Problem to work on ::
What number of lines in the material contain the word "title"? Give that number alone.

Raw data ::
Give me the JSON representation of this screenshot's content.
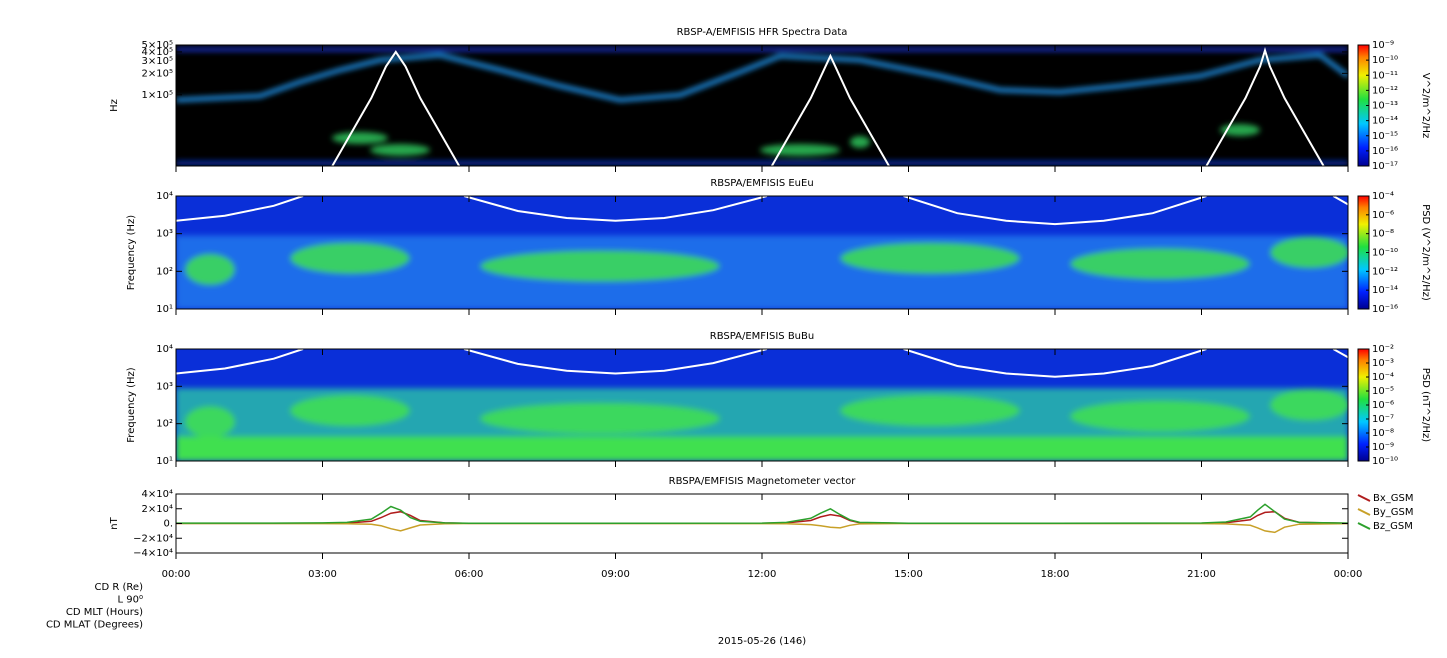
{
  "chart_data": [
    {
      "type": "spectrogram",
      "title": "RBSP-A/EMFISIS  HFR Spectra Data",
      "ylabel": "Hz",
      "ylog": true,
      "xlim": [
        0,
        24
      ],
      "ylim": [
        10000,
        500000
      ],
      "background": "#000000",
      "yticks": [
        {
          "value": 100000,
          "label": "1×10⁵"
        },
        {
          "value": 200000,
          "label": "2×10⁵"
        },
        {
          "value": 300000,
          "label": "3×10⁵"
        },
        {
          "value": 400000,
          "label": "4×10⁵"
        },
        {
          "value": 500000,
          "label": "5×10⁵"
        }
      ],
      "colorbar": {
        "label": "V^2/m^2/Hz",
        "log": true,
        "lim": [
          1e-17,
          1e-09
        ],
        "ticks": [
          {
            "value": 1e-17,
            "label": "10⁻¹⁷"
          },
          {
            "value": 1e-16,
            "label": "10⁻¹⁶"
          },
          {
            "value": 1e-15,
            "label": "10⁻¹⁵"
          },
          {
            "value": 1e-14,
            "label": "10⁻¹⁴"
          },
          {
            "value": 1e-13,
            "label": "10⁻¹³"
          },
          {
            "value": 1e-12,
            "label": "10⁻¹²"
          },
          {
            "value": 1e-11,
            "label": "10⁻¹¹"
          },
          {
            "value": 1e-10,
            "label": "10⁻¹⁰"
          },
          {
            "value": 1e-09,
            "label": "10⁻⁹"
          }
        ]
      },
      "overlay": {
        "color": "#ffffff",
        "x": [
          3.2,
          3.6,
          4.0,
          4.3,
          4.5,
          4.7,
          5.0,
          5.4,
          5.8,
          null,
          12.2,
          12.6,
          13.0,
          13.3,
          13.4,
          13.5,
          13.8,
          14.2,
          14.6,
          null,
          21.1,
          21.5,
          21.9,
          22.2,
          22.3,
          22.4,
          22.7,
          23.1,
          23.5
        ],
        "values": [
          10000,
          30000,
          90000,
          250000,
          400000,
          250000,
          90000,
          30000,
          10000,
          null,
          10000,
          30000,
          90000,
          250000,
          350000,
          250000,
          90000,
          30000,
          10000,
          null,
          10000,
          30000,
          90000,
          250000,
          420000,
          250000,
          90000,
          30000,
          10000
        ]
      }
    },
    {
      "type": "spectrogram",
      "title": "RBSPA/EMFISIS  EuEu",
      "ylabel": "Frequency (Hz)",
      "ylog": true,
      "xlim": [
        0,
        24
      ],
      "ylim": [
        10,
        10000
      ],
      "background": "#0a2fd8",
      "yticks": [
        {
          "value": 10,
          "label": "10¹"
        },
        {
          "value": 100,
          "label": "10²"
        },
        {
          "value": 1000,
          "label": "10³"
        },
        {
          "value": 10000,
          "label": "10⁴"
        }
      ],
      "colorbar": {
        "label": "PSD (V^2/m^2/Hz)",
        "log": true,
        "lim": [
          1e-16,
          0.0001
        ],
        "ticks": [
          {
            "value": 1e-16,
            "label": "10⁻¹⁶"
          },
          {
            "value": 1e-14,
            "label": "10⁻¹⁴"
          },
          {
            "value": 1e-12,
            "label": "10⁻¹²"
          },
          {
            "value": 1e-10,
            "label": "10⁻¹⁰"
          },
          {
            "value": 1e-08,
            "label": "10⁻⁸"
          },
          {
            "value": 1e-06,
            "label": "10⁻⁶"
          },
          {
            "value": 0.0001,
            "label": "10⁻⁴"
          }
        ]
      },
      "overlay": {
        "color": "#ffffff",
        "x": [
          0,
          1,
          2,
          2.6,
          null,
          5.9,
          7,
          8,
          9,
          10,
          11,
          12.1,
          null,
          14.9,
          16,
          17,
          18,
          19,
          20,
          21.1,
          null,
          23.7,
          24
        ],
        "values": [
          2200,
          3000,
          5500,
          10000,
          null,
          10000,
          4000,
          2600,
          2200,
          2600,
          4200,
          10000,
          null,
          10000,
          3500,
          2200,
          1800,
          2200,
          3500,
          10000,
          null,
          10000,
          6000
        ]
      }
    },
    {
      "type": "spectrogram",
      "title": "RBSPA/EMFISIS  BuBu",
      "ylabel": "Frequency (Hz)",
      "ylog": true,
      "xlim": [
        0,
        24
      ],
      "ylim": [
        10,
        10000
      ],
      "background": "#0a2fd8",
      "yticks": [
        {
          "value": 10,
          "label": "10¹"
        },
        {
          "value": 100,
          "label": "10²"
        },
        {
          "value": 1000,
          "label": "10³"
        },
        {
          "value": 10000,
          "label": "10⁴"
        }
      ],
      "colorbar": {
        "label": "PSD (nT^2/Hz)",
        "log": true,
        "lim": [
          1e-10,
          0.01
        ],
        "ticks": [
          {
            "value": 1e-10,
            "label": "10⁻¹⁰"
          },
          {
            "value": 1e-09,
            "label": "10⁻⁹"
          },
          {
            "value": 1e-08,
            "label": "10⁻⁸"
          },
          {
            "value": 1e-07,
            "label": "10⁻⁷"
          },
          {
            "value": 1e-06,
            "label": "10⁻⁶"
          },
          {
            "value": 1e-05,
            "label": "10⁻⁵"
          },
          {
            "value": 0.0001,
            "label": "10⁻⁴"
          },
          {
            "value": 0.001,
            "label": "10⁻³"
          },
          {
            "value": 0.01,
            "label": "10⁻²"
          }
        ]
      },
      "overlay": {
        "color": "#ffffff",
        "x": [
          0,
          1,
          2,
          2.6,
          null,
          5.9,
          7,
          8,
          9,
          10,
          11,
          12.1,
          null,
          14.9,
          16,
          17,
          18,
          19,
          20,
          21.1,
          null,
          23.7,
          24
        ],
        "values": [
          2200,
          3000,
          5500,
          10000,
          null,
          10000,
          4000,
          2600,
          2200,
          2600,
          4200,
          10000,
          null,
          10000,
          3500,
          2200,
          1800,
          2200,
          3500,
          10000,
          null,
          10000,
          6000
        ]
      }
    },
    {
      "type": "line",
      "title": "RBSPA/EMFISIS  Magnetometer vector",
      "ylabel": "nT",
      "xlim": [
        0,
        24
      ],
      "ylim": [
        -40000,
        40000
      ],
      "yticks": [
        {
          "value": -40000,
          "label": "−4×10⁴"
        },
        {
          "value": -20000,
          "label": "−2×10⁴"
        },
        {
          "value": 0,
          "label": "0."
        },
        {
          "value": 20000,
          "label": "2×10⁴"
        },
        {
          "value": 40000,
          "label": "4×10⁴"
        }
      ],
      "xticks": [
        {
          "value": 0,
          "label": "00:00"
        },
        {
          "value": 3,
          "label": "03:00"
        },
        {
          "value": 6,
          "label": "06:00"
        },
        {
          "value": 9,
          "label": "09:00"
        },
        {
          "value": 12,
          "label": "12:00"
        },
        {
          "value": 15,
          "label": "15:00"
        },
        {
          "value": 18,
          "label": "18:00"
        },
        {
          "value": 21,
          "label": "21:00"
        },
        {
          "value": 24,
          "label": "00:00"
        }
      ],
      "xlabel": "2015-05-26 (146)",
      "ephemeris_labels": [
        "CD R (Re)",
        "L 90⁰",
        "CD MLT (Hours)",
        "CD MLAT (Degrees)"
      ],
      "legend": "right",
      "x": [
        0,
        2,
        3,
        3.5,
        4,
        4.2,
        4.4,
        4.6,
        4.8,
        5,
        5.5,
        6,
        9,
        12,
        12.5,
        13,
        13.2,
        13.4,
        13.6,
        13.8,
        14,
        15,
        18,
        21,
        21.5,
        22,
        22.15,
        22.3,
        22.5,
        22.7,
        23,
        24
      ],
      "series": [
        {
          "name": "Bx_GSM",
          "color": "#b01c1c",
          "values": [
            200,
            200,
            300,
            600,
            3000,
            8000,
            14000,
            16000,
            11000,
            4000,
            800,
            200,
            100,
            300,
            800,
            4000,
            9000,
            12000,
            10000,
            4000,
            1000,
            200,
            100,
            300,
            1000,
            5000,
            11000,
            15000,
            16000,
            7000,
            1500,
            300
          ]
        },
        {
          "name": "By_GSM",
          "color": "#c8a028",
          "values": [
            0,
            0,
            -100,
            -300,
            -1000,
            -3000,
            -7000,
            -10000,
            -6000,
            -2000,
            -300,
            0,
            0,
            -100,
            -400,
            -1500,
            -3000,
            -5000,
            -6000,
            -2500,
            -500,
            0,
            0,
            -100,
            -500,
            -2500,
            -6000,
            -10000,
            -12000,
            -5000,
            -1000,
            -100
          ]
        },
        {
          "name": "Bz_GSM",
          "color": "#2ca02c",
          "values": [
            600,
            500,
            800,
            1500,
            6000,
            14000,
            23000,
            18000,
            8000,
            3000,
            800,
            400,
            300,
            600,
            1500,
            7000,
            14000,
            20000,
            12000,
            5000,
            1500,
            400,
            300,
            700,
            2000,
            9000,
            18000,
            26000,
            16000,
            6000,
            1500,
            500
          ]
        }
      ]
    }
  ]
}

Full solution ::
4